● EXERCISE
Select all lines holding the word "constatato" from the entries that follow.

● STORED RECORDS
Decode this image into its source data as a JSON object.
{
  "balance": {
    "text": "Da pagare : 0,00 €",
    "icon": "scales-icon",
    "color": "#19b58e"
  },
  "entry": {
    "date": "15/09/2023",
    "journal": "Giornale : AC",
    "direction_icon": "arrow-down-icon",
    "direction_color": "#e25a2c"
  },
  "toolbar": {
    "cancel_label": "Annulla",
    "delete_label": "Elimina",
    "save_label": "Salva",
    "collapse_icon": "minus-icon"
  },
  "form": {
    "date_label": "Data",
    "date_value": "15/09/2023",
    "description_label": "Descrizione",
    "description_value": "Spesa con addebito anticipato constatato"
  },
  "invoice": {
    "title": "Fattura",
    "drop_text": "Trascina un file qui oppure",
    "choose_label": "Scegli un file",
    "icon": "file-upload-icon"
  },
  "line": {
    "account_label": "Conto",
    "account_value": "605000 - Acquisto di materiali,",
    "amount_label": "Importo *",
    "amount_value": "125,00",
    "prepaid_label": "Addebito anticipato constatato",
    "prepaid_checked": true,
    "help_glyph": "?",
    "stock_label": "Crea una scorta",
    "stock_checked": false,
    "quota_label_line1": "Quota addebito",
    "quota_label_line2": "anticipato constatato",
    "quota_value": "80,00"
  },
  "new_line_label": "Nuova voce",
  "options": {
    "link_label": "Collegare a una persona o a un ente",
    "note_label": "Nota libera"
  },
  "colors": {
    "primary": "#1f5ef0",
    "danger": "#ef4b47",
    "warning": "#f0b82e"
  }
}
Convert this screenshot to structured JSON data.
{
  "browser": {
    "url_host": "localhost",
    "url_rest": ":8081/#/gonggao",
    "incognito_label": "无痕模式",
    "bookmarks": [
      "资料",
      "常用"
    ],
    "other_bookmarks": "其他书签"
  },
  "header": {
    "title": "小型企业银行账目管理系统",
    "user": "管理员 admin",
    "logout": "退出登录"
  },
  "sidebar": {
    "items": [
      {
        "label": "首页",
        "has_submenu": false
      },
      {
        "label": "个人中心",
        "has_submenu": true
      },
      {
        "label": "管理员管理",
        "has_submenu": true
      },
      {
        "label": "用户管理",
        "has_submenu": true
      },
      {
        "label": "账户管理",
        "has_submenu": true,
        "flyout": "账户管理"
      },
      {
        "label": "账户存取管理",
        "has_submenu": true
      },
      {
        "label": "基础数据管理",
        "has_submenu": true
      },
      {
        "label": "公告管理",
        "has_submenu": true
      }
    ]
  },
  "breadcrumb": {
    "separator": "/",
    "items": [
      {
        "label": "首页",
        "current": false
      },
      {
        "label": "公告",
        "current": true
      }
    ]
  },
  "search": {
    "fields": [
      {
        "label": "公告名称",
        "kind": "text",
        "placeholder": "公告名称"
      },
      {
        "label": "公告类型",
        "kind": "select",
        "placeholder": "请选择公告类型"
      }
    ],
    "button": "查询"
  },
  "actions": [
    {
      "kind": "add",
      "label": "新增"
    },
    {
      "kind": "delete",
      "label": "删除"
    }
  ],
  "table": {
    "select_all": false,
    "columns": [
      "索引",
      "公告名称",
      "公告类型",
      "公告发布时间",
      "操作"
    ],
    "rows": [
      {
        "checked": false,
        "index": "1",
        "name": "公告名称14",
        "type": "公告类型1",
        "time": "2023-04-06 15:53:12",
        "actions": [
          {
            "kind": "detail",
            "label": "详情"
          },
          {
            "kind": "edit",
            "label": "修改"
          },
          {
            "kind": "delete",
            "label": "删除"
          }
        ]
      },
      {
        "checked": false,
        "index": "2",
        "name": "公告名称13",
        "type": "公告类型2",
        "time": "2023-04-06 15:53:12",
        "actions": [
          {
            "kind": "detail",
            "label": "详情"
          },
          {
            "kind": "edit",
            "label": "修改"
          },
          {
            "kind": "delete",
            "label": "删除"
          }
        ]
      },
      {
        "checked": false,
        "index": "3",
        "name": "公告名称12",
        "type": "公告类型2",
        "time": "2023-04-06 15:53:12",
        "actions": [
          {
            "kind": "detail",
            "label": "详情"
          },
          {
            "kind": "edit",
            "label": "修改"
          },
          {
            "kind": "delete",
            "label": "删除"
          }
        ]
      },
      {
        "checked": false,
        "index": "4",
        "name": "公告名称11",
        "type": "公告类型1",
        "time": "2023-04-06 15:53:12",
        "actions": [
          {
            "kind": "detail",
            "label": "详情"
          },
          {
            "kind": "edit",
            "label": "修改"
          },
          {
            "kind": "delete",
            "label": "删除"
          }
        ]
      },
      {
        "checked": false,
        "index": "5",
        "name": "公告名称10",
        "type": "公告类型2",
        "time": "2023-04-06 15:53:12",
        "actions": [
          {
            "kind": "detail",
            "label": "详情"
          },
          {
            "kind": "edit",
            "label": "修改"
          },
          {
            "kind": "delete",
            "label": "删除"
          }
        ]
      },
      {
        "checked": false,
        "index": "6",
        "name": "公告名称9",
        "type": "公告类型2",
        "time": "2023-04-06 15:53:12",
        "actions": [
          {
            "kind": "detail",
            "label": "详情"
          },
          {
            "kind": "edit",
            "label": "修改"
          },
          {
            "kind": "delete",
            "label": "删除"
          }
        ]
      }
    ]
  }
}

● RESULT
    "description_value": "Spesa con addebito anticipato constatato"
    "prepaid_label": "Addebito anticipato constatato",
    "quota_label_line2": "anticipato constatato",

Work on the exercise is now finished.